Region boundary data:
* Begin *

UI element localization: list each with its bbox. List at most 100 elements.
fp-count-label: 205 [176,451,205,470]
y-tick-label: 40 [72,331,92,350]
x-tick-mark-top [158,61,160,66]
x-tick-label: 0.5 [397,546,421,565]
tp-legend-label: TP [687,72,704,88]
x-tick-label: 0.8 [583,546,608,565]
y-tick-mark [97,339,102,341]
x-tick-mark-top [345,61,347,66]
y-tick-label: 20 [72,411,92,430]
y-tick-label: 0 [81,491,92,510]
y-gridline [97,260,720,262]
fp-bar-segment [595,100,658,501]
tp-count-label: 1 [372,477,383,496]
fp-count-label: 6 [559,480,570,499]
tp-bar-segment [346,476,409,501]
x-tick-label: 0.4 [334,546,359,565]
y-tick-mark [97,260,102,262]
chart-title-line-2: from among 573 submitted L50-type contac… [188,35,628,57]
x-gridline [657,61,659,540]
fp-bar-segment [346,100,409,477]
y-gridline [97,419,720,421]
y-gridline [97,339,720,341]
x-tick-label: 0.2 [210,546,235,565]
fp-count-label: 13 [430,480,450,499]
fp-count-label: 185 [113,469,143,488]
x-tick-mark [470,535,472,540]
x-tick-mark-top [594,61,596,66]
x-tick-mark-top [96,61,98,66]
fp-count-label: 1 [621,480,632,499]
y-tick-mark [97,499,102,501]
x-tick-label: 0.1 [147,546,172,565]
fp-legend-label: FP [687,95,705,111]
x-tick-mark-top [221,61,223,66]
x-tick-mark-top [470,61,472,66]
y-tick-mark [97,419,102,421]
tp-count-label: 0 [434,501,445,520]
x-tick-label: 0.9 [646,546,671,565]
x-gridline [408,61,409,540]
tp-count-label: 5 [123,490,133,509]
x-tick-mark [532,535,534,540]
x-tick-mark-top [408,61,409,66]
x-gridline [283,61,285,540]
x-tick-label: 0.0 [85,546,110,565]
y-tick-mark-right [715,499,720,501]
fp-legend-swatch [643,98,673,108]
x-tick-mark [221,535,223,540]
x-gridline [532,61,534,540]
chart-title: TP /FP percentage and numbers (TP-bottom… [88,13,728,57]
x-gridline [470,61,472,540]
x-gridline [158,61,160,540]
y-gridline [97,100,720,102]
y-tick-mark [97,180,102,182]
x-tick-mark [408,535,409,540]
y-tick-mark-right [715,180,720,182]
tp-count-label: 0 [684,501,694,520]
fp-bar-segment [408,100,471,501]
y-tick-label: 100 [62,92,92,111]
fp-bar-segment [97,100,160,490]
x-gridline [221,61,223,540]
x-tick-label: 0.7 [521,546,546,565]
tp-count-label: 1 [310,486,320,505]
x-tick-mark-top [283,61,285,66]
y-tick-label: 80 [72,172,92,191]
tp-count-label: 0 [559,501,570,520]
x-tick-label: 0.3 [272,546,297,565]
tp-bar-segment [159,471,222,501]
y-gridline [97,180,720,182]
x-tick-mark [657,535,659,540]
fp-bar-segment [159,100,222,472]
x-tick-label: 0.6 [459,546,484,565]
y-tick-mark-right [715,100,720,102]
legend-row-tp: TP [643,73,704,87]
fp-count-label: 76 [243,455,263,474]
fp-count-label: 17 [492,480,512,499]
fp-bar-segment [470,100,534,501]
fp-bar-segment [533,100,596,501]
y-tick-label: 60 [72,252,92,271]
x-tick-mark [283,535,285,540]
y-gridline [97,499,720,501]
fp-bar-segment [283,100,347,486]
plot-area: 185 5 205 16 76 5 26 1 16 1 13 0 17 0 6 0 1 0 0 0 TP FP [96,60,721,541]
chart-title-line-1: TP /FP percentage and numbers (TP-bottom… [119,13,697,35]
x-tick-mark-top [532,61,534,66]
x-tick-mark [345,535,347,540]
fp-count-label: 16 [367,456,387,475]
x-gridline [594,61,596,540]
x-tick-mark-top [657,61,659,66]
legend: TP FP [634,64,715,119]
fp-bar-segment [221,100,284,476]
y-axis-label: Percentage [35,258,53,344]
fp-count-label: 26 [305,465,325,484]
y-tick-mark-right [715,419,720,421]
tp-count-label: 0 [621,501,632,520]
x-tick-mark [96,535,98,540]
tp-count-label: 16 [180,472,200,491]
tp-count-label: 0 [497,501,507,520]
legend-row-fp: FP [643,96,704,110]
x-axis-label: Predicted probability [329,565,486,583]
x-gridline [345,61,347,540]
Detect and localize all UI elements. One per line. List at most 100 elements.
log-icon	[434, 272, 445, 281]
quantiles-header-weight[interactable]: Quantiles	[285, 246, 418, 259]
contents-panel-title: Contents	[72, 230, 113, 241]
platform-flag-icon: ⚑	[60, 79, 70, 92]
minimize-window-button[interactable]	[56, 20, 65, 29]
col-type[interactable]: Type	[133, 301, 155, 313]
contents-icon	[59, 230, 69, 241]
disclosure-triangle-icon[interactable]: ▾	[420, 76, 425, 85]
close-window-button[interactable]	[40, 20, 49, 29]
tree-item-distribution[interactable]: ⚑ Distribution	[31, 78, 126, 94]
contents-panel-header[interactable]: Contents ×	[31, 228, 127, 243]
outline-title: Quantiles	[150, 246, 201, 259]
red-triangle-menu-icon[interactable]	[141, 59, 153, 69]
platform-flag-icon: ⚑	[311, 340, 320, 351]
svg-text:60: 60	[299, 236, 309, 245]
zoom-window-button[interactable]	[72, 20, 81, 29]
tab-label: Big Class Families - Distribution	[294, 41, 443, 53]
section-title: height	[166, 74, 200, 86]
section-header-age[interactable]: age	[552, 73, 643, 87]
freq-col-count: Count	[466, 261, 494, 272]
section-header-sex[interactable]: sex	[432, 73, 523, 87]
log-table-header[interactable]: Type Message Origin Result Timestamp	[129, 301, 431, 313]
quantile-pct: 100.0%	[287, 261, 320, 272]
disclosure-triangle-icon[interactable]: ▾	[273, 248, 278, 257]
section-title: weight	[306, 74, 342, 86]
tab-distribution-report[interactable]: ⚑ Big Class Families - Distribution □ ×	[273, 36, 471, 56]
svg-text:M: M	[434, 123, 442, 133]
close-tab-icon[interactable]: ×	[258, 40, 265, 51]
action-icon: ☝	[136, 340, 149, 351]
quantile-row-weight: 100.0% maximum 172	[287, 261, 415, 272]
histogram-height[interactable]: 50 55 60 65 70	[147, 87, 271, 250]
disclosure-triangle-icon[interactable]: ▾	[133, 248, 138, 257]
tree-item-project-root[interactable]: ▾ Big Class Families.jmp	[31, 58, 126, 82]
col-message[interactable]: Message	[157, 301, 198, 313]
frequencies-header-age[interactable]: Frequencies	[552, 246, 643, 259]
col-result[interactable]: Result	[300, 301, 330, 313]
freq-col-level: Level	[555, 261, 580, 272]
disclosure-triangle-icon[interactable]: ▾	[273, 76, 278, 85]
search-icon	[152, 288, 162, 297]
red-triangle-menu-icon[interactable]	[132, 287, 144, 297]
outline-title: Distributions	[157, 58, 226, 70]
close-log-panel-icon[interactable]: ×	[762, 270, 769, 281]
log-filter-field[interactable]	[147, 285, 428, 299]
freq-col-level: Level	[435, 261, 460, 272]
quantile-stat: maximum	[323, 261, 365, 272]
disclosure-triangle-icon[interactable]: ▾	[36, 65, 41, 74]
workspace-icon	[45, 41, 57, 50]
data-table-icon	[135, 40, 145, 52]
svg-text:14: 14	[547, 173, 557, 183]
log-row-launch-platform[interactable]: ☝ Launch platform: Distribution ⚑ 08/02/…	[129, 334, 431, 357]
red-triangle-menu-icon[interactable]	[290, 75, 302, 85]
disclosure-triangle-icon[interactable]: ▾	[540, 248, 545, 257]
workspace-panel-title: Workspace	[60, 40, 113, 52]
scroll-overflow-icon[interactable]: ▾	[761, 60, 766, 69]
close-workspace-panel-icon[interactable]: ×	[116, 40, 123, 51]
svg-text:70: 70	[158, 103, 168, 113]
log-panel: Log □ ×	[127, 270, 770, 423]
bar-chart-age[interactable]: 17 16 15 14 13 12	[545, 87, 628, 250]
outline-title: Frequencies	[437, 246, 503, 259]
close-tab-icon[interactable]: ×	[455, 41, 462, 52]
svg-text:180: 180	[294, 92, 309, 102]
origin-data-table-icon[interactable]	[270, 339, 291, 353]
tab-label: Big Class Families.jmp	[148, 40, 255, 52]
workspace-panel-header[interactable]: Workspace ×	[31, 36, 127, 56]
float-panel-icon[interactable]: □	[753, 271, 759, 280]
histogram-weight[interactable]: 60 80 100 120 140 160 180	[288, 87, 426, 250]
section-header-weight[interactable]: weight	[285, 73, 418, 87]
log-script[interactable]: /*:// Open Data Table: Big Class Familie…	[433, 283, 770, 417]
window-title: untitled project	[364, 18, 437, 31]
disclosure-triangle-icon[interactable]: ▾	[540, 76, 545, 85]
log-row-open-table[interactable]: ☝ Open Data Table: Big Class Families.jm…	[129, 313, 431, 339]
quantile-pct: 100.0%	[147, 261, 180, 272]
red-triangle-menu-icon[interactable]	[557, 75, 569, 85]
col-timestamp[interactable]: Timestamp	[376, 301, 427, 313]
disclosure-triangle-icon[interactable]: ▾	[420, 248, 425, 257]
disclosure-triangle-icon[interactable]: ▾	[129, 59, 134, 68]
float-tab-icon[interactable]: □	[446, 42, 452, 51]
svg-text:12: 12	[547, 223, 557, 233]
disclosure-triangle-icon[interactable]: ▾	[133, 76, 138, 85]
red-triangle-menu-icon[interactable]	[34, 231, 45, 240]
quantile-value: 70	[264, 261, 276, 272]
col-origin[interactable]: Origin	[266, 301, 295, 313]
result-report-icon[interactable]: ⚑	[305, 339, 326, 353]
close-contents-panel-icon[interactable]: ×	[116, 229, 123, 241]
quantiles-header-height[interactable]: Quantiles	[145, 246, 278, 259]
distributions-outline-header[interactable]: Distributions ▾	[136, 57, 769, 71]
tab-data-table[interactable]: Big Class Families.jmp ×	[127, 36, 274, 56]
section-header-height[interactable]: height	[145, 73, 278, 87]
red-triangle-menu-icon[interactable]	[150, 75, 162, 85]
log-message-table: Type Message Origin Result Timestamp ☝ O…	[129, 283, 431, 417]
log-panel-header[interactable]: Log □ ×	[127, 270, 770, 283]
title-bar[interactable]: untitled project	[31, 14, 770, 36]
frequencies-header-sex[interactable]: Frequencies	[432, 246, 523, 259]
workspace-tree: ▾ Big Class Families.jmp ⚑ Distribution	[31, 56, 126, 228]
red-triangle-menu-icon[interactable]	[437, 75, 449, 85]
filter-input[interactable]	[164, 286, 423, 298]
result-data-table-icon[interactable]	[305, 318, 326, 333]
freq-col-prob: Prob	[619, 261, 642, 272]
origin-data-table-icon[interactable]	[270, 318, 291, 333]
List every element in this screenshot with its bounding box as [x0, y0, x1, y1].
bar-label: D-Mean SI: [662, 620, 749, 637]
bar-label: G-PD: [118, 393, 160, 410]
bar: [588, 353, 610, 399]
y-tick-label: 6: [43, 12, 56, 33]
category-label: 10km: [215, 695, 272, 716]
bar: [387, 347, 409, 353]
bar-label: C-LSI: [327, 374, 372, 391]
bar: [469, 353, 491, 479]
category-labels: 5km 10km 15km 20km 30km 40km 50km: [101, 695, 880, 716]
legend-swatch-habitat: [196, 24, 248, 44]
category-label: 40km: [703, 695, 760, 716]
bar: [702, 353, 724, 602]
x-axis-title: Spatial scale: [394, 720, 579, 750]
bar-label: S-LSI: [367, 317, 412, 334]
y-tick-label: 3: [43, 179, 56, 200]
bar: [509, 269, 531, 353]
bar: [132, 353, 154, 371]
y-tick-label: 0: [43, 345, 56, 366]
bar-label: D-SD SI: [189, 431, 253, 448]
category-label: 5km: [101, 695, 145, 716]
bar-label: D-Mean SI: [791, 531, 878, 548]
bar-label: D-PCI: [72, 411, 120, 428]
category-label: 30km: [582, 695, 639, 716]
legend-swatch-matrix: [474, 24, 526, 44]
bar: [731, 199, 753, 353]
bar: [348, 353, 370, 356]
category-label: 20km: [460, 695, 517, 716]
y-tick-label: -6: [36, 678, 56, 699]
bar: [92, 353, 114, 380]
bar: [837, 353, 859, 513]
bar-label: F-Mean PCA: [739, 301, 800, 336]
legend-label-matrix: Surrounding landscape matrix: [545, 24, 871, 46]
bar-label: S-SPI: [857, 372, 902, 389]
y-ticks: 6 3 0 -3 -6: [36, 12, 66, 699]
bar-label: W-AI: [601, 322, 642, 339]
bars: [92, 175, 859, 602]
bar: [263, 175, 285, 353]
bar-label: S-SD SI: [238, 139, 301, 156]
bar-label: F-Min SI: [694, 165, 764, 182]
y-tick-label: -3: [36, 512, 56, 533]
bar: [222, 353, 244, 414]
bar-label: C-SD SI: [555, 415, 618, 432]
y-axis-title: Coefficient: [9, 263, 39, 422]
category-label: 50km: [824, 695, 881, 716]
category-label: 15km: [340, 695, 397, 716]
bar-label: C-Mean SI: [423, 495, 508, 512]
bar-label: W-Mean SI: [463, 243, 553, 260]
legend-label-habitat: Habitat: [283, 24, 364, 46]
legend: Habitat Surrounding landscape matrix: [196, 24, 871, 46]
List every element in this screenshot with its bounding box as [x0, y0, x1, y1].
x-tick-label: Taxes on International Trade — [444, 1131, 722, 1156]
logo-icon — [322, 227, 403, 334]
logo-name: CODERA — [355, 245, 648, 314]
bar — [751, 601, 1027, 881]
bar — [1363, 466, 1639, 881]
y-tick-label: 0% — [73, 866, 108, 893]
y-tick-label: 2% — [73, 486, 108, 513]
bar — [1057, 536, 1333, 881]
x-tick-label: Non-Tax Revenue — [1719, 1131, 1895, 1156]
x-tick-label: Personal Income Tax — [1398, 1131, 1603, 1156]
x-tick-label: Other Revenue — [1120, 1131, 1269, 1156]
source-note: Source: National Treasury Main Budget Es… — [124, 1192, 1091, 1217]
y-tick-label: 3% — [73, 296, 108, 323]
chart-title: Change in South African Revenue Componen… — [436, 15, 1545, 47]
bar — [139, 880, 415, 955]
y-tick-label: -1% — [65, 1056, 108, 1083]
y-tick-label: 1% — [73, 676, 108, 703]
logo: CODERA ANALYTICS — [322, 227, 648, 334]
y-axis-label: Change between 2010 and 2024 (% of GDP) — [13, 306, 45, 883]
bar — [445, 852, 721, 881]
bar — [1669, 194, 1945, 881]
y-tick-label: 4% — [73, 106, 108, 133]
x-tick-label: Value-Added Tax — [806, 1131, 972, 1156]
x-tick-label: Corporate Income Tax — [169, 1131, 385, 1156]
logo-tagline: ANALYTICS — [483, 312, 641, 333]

* End *

> WRITTEN EXERCISE:
Copy the records word for word from the first line through the line with "y-gridline [97,260,720,262]".

> EXPECTED OUTPUT:
UI element localization: list each with its bbox. List at most 100 elements.
fp-count-label: 205 [176,451,205,470]
y-tick-label: 40 [72,331,92,350]
x-tick-mark-top [158,61,160,66]
x-tick-label: 0.5 [397,546,421,565]
tp-legend-label: TP [687,72,704,88]
x-tick-label: 0.8 [583,546,608,565]
y-tick-mark [97,339,102,341]
x-tick-mark-top [345,61,347,66]
y-tick-label: 20 [72,411,92,430]
y-tick-label: 0 [81,491,92,510]
y-gridline [97,260,720,262]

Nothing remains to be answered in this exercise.